## [WRITTEN PROBLEM]
What is needed is the run of lines from the one with "Parse this screenshot: output" through the close of the data, set down exactly.

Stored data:

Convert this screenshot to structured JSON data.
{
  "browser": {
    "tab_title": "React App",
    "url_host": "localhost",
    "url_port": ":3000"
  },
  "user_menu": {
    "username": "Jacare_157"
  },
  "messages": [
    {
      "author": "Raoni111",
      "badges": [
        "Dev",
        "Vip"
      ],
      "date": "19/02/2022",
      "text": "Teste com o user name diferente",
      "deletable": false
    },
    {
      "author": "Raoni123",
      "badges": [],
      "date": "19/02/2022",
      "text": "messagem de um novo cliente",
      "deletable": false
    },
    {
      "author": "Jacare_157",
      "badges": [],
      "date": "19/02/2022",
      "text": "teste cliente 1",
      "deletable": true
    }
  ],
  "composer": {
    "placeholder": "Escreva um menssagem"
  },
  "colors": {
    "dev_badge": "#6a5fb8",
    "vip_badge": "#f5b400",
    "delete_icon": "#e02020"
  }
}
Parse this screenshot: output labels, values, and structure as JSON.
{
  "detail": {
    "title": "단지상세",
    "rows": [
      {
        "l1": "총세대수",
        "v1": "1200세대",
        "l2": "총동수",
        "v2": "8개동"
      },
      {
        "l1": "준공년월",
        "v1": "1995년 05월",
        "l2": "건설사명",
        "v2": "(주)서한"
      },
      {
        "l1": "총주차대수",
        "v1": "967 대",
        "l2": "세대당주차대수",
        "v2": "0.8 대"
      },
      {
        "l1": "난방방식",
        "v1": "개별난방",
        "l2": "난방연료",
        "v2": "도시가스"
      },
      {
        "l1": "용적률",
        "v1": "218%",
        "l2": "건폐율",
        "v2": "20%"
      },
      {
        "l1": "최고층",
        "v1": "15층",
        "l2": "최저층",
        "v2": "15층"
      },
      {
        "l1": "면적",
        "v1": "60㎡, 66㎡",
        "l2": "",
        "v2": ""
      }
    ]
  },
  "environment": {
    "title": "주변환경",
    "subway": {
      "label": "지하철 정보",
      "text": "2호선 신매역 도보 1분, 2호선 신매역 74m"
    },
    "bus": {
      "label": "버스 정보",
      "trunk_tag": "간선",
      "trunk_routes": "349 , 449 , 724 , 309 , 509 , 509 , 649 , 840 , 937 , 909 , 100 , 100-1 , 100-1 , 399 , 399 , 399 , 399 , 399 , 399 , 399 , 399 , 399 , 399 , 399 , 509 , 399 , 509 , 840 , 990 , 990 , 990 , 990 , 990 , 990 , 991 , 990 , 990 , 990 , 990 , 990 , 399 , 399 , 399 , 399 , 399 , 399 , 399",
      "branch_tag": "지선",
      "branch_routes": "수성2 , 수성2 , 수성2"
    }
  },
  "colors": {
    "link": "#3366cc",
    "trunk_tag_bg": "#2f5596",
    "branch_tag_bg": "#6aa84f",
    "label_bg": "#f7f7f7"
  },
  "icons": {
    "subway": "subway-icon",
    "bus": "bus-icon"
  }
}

## [SOLUTION TO THIS PROBLEM]
Parse this screenshot: output labels, values, and structure as JSON.
{
  "detail": {
    "title": "단지상세",
    "rows": [
      {
        "l1": "총세대수",
        "v1": "1200세대",
        "l2": "총동수",
        "v2": "8개동"
      },
      {
        "l1": "준공년월",
        "v1": "1995년 05월",
        "l2": "건설사명",
        "v2": "(주)서한"
      },
      {
        "l1": "총주차대수",
        "v1": "967 대",
        "l2": "세대당주차대수",
        "v2": "0.8 대"
      },
      {
        "l1": "난방방식",
        "v1": "개별난방",
        "l2": "난방연료",
        "v2": "도시가스"
      },
      {
        "l1": "용적률",
        "v1": "218%",
        "l2": "건폐율",
        "v2": "20%"
      },
      {
        "l1": "최고층",
        "v1": "15층",
        "l2": "최저층",
        "v2": "15층"
      },
      {
        "l1": "면적",
        "v1": "60㎡, 66㎡",
        "l2": "",
        "v2": ""
      }
    ]
  },
  "environment": {
    "title": "주변환경",
    "subway": {
      "label": "지하철 정보",
      "text": "2호선 신매역 도보 1분, 2호선 신매역 74m"
    },
    "bus": {
      "label": "버스 정보",
      "trunk_tag": "간선",
      "trunk_routes": "349 , 449 , 724 , 309 , 509 , 509 , 649 , 840 , 937 , 909 , 100 , 100-1 , 100-1 , 399 , 399 , 399 , 399 , 399 , 399 , 399 , 399 , 399 , 399 , 399 , 509 , 399 , 509 , 840 , 990 , 990 , 990 , 990 , 990 , 990 , 991 , 990 , 990 , 990 , 990 , 990 , 399 , 399 , 399 , 399 , 399 , 399 , 399",
      "branch_tag": "지선",
      "branch_routes": "수성2 , 수성2 , 수성2"
    }
  },
  "colors": {
    "link": "#3366cc",
    "trunk_tag_bg": "#2f5596",
    "branch_tag_bg": "#6aa84f",
    "label_bg": "#f7f7f7"
  },
  "icons": {
    "subway": "subway-icon",
    "bus": "bus-icon"
  }
}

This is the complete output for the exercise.